What is expected:
Copy the lines below as they are; omit the images they contain.

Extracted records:
— start —

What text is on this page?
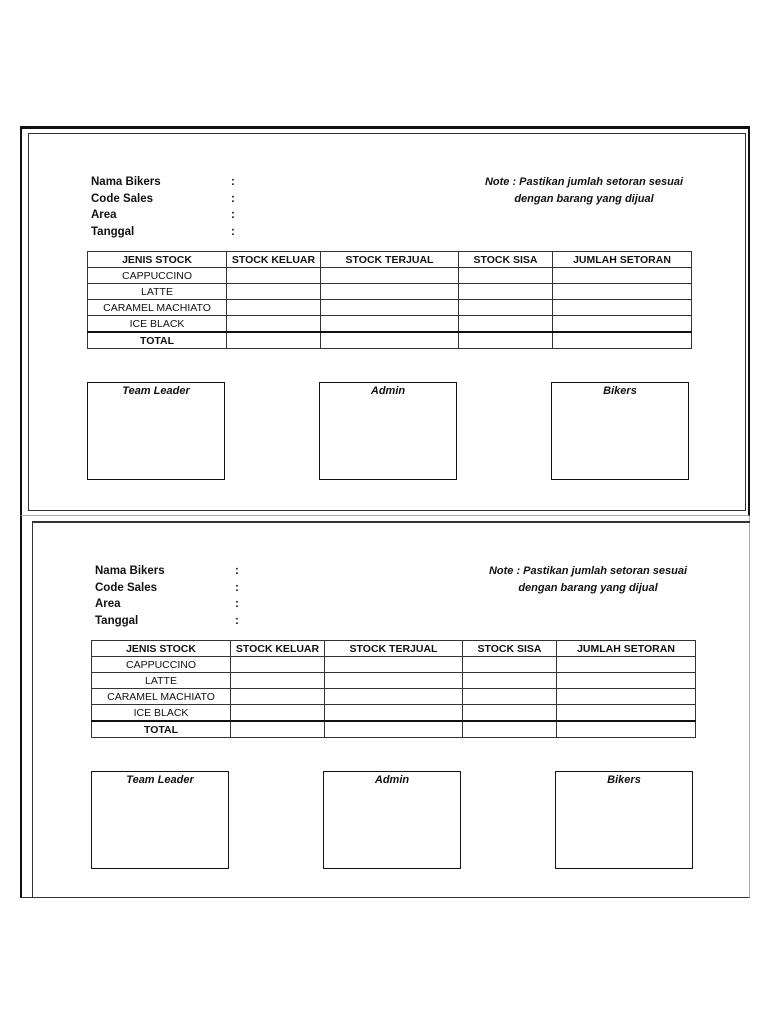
Nama Bikers	:
Code Sales	:
Area	:
Tanggal	:
Note : Pastikan jumlah setoran sesuai
dengan barang yang dijual
JENIS STOCK	STOCK KELUAR	STOCK TERJUAL	STOCK SISA	JUMLAH SETORAN
CAPPUCCINO				
LATTE				
CARAMEL MACHIATO				
ICE BLACK				
TOTAL				
Team Leader	Admin	Bikers
Nama Bikers	:
Code Sales	:
Area	:
Tanggal	:
Note : Pastikan jumlah setoran sesuai
dengan barang yang dijual
JENIS STOCK	STOCK KELUAR	STOCK TERJUAL	STOCK SISA	JUMLAH SETORAN
CAPPUCCINO				
LATTE				
CARAMEL MACHIATO				
ICE BLACK				
TOTAL				
Team Leader	Admin	Bikers
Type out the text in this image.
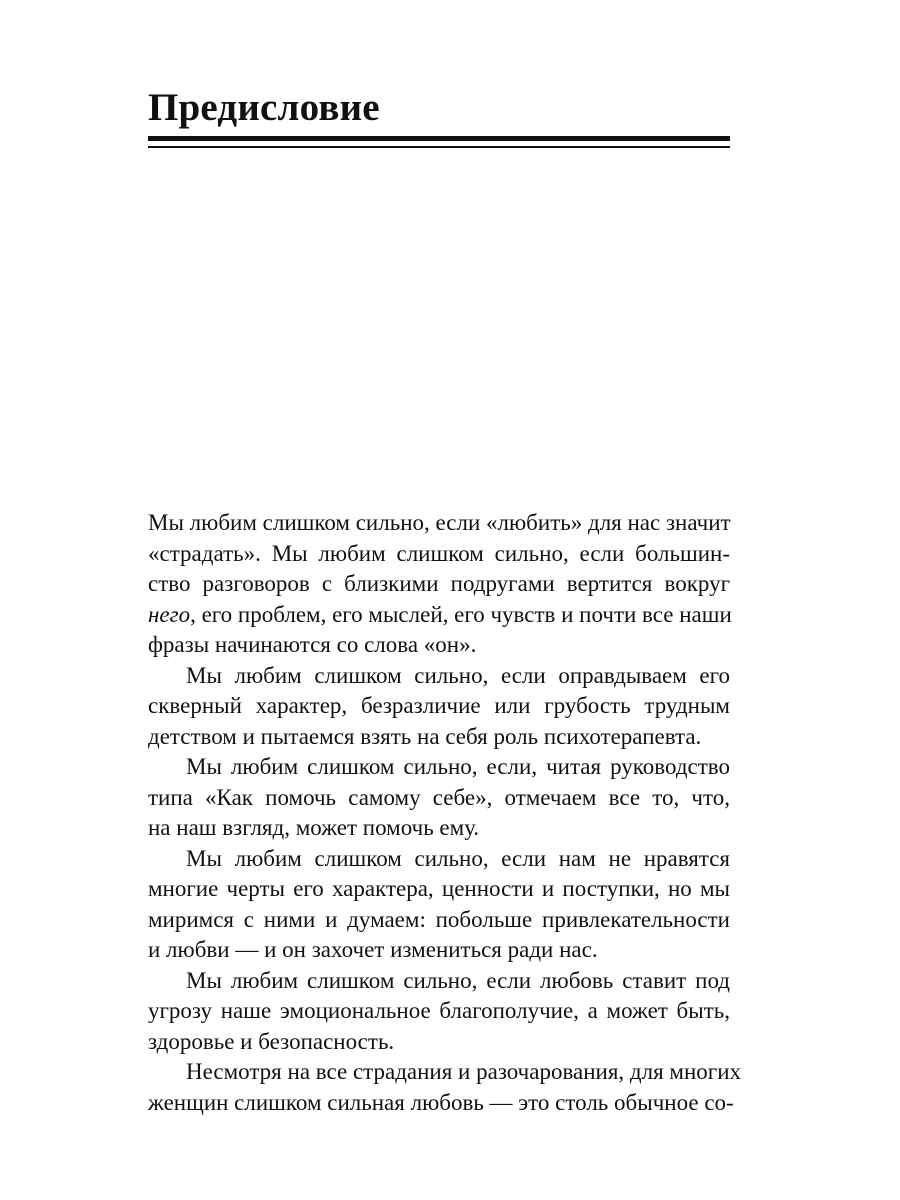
Предисловие

Мы любим слишком сильно, если «любить» для нас значит
«страдать». Мы любим слишком сильно, если большин-
ство разговоров с близкими подругами вертится вокруг
него, его проблем, его мыслей, его чувств и почти все наши
фразы начинаются со слова «он».

Мы любим слишком сильно, если оправдываем его
скверный характер, безразличие или грубость трудным
детством и пытаемся взять на себя роль психотерапевта.

Мы любим слишком сильно, если, читая руководство
типа «Как помочь самому себе», отмечаем все то, что,
на наш взгляд, может помочь ему.

Мы любим слишком сильно, если нам не нравятся
многие черты его характера, ценности и поступки, но мы
миримся с ними и думаем: побольше привлекательности
и любви — и он захочет измениться ради нас.

Мы любим слишком сильно, если любовь ставит под
угрозу наше эмоциональное благополучие, а может быть,
здоровье и безопасность.

Несмотря на все страдания и разочарования, для многих
женщин слишком сильная любовь — это столь обычное со-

— end —

Answer to this problem:
What text is on this page?
Nama Bikers	:
Code Sales	:
Area	:
Tanggal	:
Note : Pastikan jumlah setoran sesuai
dengan barang yang dijual
JENIS STOCK	STOCK KELUAR	STOCK TERJUAL	STOCK SISA	JUMLAH SETORAN
CAPPUCCINO				
LATTE				
CARAMEL MACHIATO				
ICE BLACK				
TOTAL				
Team Leader	Admin	Bikers
Nama Bikers	:
Code Sales	:
Area	:
Tanggal	:
Note : Pastikan jumlah setoran sesuai
dengan barang yang dijual
JENIS STOCK	STOCK KELUAR	STOCK TERJUAL	STOCK SISA	JUMLAH SETORAN
CAPPUCCINO				
LATTE				
CARAMEL MACHIATO				
ICE BLACK				
TOTAL				
Team Leader	Admin	Bikers
Type out the text in this image.
Предисловие

Мы любим слишком сильно, если «любить» для нас значит
«страдать». Мы любим слишком сильно, если большин-
ство разговоров с близкими подругами вертится вокруг
него, его проблем, его мыслей, его чувств и почти все наши
фразы начинаются со слова «он».

Мы любим слишком сильно, если оправдываем его
скверный характер, безразличие или грубость трудным
детством и пытаемся взять на себя роль психотерапевта.

Мы любим слишком сильно, если, читая руководство
типа «Как помочь самому себе», отмечаем все то, что,
на наш взгляд, может помочь ему.

Мы любим слишком сильно, если нам не нравятся
многие черты его характера, ценности и поступки, но мы
миримся с ними и думаем: побольше привлекательности
и любви — и он захочет измениться ради нас.

Мы любим слишком сильно, если любовь ставит под
угрозу наше эмоциональное благополучие, а может быть,
здоровье и безопасность.

Несмотря на все страдания и разочарования, для многих
женщин слишком сильная любовь — это столь обычное со-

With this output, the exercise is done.